* begin EXTRACTED RECORDS *

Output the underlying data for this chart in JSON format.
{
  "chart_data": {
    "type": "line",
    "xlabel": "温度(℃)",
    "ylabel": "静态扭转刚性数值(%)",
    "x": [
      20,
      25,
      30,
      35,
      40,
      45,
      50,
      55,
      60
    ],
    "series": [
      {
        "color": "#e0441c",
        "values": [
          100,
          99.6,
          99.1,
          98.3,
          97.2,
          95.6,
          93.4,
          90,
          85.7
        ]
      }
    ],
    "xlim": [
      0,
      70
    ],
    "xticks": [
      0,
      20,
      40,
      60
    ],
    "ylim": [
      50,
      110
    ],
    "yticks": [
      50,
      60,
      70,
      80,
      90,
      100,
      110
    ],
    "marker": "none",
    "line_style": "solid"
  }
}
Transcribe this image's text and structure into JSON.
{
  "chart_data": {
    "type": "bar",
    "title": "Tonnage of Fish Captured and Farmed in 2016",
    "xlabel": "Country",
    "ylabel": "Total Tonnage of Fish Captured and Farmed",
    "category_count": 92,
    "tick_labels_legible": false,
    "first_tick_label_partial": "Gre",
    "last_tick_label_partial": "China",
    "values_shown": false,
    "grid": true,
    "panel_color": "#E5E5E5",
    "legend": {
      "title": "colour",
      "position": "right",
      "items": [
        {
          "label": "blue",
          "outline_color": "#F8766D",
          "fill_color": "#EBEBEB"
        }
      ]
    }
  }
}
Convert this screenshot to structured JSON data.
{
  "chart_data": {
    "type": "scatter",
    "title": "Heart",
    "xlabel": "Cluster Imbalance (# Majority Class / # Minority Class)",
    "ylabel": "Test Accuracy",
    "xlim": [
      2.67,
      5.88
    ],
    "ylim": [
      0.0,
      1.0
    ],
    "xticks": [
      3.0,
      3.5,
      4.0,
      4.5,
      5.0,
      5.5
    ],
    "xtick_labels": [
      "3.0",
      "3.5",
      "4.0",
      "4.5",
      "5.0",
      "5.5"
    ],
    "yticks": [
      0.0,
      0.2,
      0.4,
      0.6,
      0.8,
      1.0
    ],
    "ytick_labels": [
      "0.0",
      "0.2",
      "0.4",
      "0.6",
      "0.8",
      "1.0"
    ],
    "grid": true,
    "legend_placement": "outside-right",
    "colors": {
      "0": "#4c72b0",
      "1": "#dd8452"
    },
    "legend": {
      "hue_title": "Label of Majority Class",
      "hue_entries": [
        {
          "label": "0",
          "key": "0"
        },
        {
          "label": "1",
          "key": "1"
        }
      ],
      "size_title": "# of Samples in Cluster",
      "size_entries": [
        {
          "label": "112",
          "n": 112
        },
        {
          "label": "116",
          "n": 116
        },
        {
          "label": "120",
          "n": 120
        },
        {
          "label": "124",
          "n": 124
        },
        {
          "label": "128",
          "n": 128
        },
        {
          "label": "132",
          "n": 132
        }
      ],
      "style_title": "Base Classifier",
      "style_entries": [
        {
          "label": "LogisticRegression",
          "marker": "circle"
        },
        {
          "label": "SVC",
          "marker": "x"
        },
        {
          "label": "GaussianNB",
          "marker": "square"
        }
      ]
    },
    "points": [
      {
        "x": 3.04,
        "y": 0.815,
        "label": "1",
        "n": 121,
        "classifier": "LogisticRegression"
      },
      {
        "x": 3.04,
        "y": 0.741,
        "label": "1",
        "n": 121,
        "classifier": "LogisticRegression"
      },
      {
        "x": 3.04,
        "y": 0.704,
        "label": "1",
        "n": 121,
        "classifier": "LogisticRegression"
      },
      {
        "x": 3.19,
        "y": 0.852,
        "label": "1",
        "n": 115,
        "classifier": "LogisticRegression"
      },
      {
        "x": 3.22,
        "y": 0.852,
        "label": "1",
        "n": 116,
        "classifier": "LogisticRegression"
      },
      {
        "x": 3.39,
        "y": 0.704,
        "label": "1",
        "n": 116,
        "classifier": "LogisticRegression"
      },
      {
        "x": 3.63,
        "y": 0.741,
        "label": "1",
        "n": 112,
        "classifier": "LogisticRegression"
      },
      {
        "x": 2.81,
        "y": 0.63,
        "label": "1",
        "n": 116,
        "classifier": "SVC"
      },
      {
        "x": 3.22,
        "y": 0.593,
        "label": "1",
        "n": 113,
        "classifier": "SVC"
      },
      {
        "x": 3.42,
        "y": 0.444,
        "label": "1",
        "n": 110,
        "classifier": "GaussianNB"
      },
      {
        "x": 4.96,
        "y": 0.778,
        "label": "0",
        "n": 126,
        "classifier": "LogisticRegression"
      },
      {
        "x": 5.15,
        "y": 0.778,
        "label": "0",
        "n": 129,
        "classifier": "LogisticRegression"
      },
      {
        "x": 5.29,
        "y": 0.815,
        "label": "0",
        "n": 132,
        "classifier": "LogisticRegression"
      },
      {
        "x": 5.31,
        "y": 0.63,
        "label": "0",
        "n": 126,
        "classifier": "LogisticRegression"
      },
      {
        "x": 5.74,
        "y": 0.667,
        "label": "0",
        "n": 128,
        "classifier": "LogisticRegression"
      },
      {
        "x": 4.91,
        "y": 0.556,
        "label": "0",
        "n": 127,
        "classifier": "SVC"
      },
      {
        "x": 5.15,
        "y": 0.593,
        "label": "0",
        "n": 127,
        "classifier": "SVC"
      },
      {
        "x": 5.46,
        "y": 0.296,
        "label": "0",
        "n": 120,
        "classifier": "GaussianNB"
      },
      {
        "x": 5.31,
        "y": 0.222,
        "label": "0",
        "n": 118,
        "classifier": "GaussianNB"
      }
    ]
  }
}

* end EXTRACTED RECORDS *

GIVEN PROBLEM — List each line in the listing that contains the string "Tonnage".

RESPONSE TO THE TASK —
    "title": "Tonnage of Fish Captured and Farmed in 2016",
    "ylabel": "Total Tonnage of Fish Captured and Farmed",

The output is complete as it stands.